INSTRUCTION → Please retype the records below exactly, leaving out any pictures.
BEGIN RECORDED DATA
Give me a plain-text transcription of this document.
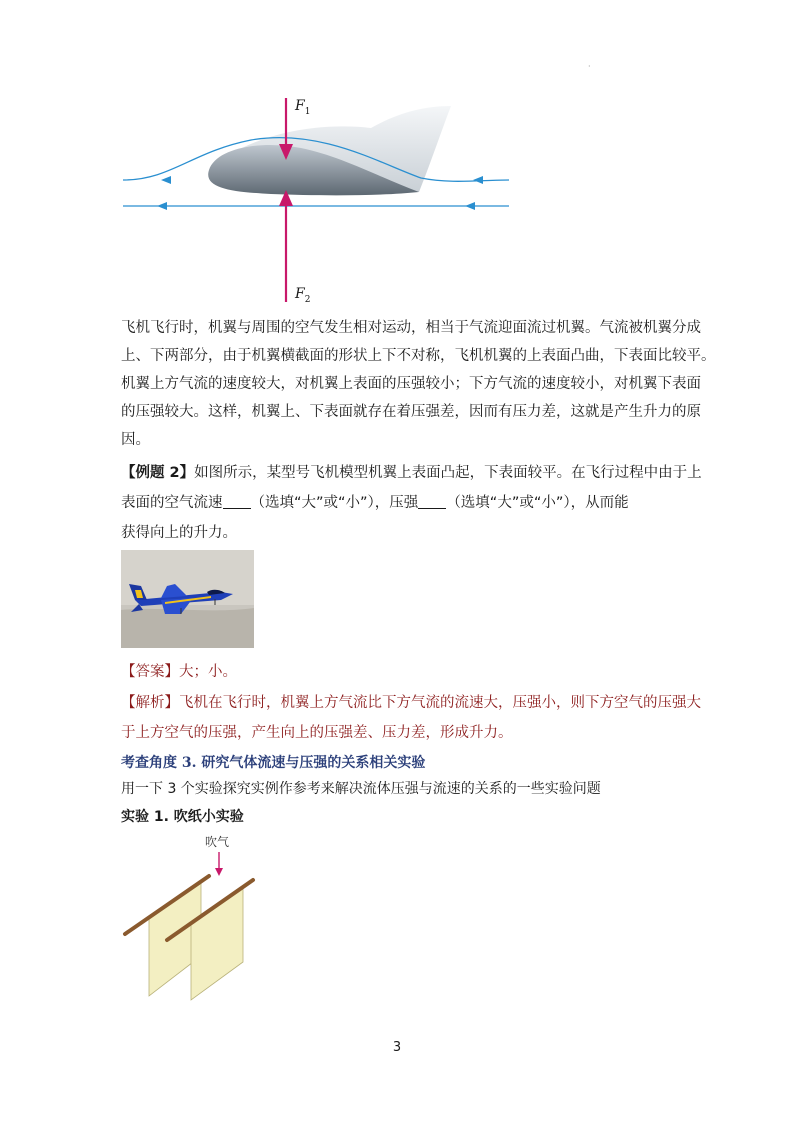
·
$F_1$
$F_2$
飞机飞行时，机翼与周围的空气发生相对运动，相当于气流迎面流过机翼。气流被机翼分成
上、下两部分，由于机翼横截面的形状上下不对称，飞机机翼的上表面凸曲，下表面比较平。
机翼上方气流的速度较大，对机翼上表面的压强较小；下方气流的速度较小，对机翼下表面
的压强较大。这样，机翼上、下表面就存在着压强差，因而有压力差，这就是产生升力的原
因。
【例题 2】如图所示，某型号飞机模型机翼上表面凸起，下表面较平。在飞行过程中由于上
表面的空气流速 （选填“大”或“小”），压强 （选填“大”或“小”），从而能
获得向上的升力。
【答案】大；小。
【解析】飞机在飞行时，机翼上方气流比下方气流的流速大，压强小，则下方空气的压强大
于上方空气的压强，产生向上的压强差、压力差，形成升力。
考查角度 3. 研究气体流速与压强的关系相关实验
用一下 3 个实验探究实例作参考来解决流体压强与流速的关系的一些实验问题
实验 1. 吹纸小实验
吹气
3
END RECORDED DATA
RESULT BELOW →
Give me a plain-text transcription of this document.
·
$F_1$
$F_2$
飞机飞行时，机翼与周围的空气发生相对运动，相当于气流迎面流过机翼。气流被机翼分成
上、下两部分，由于机翼横截面的形状上下不对称，飞机机翼的上表面凸曲，下表面比较平。
机翼上方气流的速度较大，对机翼上表面的压强较小；下方气流的速度较小，对机翼下表面
的压强较大。这样，机翼上、下表面就存在着压强差，因而有压力差，这就是产生升力的原
因。
【例题 2】如图所示，某型号飞机模型机翼上表面凸起，下表面较平。在飞行过程中由于上
表面的空气流速 （选填“大”或“小”），压强 （选填“大”或“小”），从而能
获得向上的升力。
【答案】大；小。
【解析】飞机在飞行时，机翼上方气流比下方气流的流速大，压强小，则下方空气的压强大
于上方空气的压强，产生向上的压强差、压力差，形成升力。
考查角度 3. 研究气体流速与压强的关系相关实验
用一下 3 个实验探究实例作参考来解决流体压强与流速的关系的一些实验问题
实验 1. 吹纸小实验
吹气
3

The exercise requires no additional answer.